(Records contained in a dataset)
-- begin --
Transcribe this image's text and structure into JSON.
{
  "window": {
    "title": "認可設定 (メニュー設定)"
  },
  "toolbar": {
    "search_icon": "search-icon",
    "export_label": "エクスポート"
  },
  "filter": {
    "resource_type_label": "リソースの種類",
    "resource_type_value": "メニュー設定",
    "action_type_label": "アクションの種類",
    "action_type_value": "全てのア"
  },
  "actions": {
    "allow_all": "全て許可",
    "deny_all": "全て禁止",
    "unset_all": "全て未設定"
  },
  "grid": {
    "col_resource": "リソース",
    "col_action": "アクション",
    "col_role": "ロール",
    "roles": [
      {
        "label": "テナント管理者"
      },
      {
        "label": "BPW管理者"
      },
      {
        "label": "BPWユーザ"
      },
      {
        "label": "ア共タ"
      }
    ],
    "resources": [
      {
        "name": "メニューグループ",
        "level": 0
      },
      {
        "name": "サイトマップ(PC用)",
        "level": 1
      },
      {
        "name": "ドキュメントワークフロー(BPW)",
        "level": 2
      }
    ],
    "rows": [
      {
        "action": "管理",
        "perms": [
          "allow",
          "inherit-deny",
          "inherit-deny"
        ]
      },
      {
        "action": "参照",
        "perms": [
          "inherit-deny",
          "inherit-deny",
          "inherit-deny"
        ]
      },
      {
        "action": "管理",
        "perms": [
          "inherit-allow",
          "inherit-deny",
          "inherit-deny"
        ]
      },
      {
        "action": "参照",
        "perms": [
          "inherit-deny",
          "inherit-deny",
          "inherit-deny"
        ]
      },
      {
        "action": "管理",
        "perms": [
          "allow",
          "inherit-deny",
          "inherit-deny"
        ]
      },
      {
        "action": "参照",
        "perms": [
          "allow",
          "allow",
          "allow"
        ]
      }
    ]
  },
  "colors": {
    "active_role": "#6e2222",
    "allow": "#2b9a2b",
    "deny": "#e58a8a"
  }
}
-- end --
# [Job]
Every record above needs to be repeated word for word.

# [Result for this exercise]
Transcribe this image's text and structure into JSON.
{
  "window": {
    "title": "認可設定 (メニュー設定)"
  },
  "toolbar": {
    "search_icon": "search-icon",
    "export_label": "エクスポート"
  },
  "filter": {
    "resource_type_label": "リソースの種類",
    "resource_type_value": "メニュー設定",
    "action_type_label": "アクションの種類",
    "action_type_value": "全てのア"
  },
  "actions": {
    "allow_all": "全て許可",
    "deny_all": "全て禁止",
    "unset_all": "全て未設定"
  },
  "grid": {
    "col_resource": "リソース",
    "col_action": "アクション",
    "col_role": "ロール",
    "roles": [
      {
        "label": "テナント管理者"
      },
      {
        "label": "BPW管理者"
      },
      {
        "label": "BPWユーザ"
      },
      {
        "label": "ア共タ"
      }
    ],
    "resources": [
      {
        "name": "メニューグループ",
        "level": 0
      },
      {
        "name": "サイトマップ(PC用)",
        "level": 1
      },
      {
        "name": "ドキュメントワークフロー(BPW)",
        "level": 2
      }
    ],
    "rows": [
      {
        "action": "管理",
        "perms": [
          "allow",
          "inherit-deny",
          "inherit-deny"
        ]
      },
      {
        "action": "参照",
        "perms": [
          "inherit-deny",
          "inherit-deny",
          "inherit-deny"
        ]
      },
      {
        "action": "管理",
        "perms": [
          "inherit-allow",
          "inherit-deny",
          "inherit-deny"
        ]
      },
      {
        "action": "参照",
        "perms": [
          "inherit-deny",
          "inherit-deny",
          "inherit-deny"
        ]
      },
      {
        "action": "管理",
        "perms": [
          "allow",
          "inherit-deny",
          "inherit-deny"
        ]
      },
      {
        "action": "参照",
        "perms": [
          "allow",
          "allow",
          "allow"
        ]
      }
    ]
  },
  "colors": {
    "active_role": "#6e2222",
    "allow": "#2b9a2b",
    "deny": "#e58a8a"
  }
}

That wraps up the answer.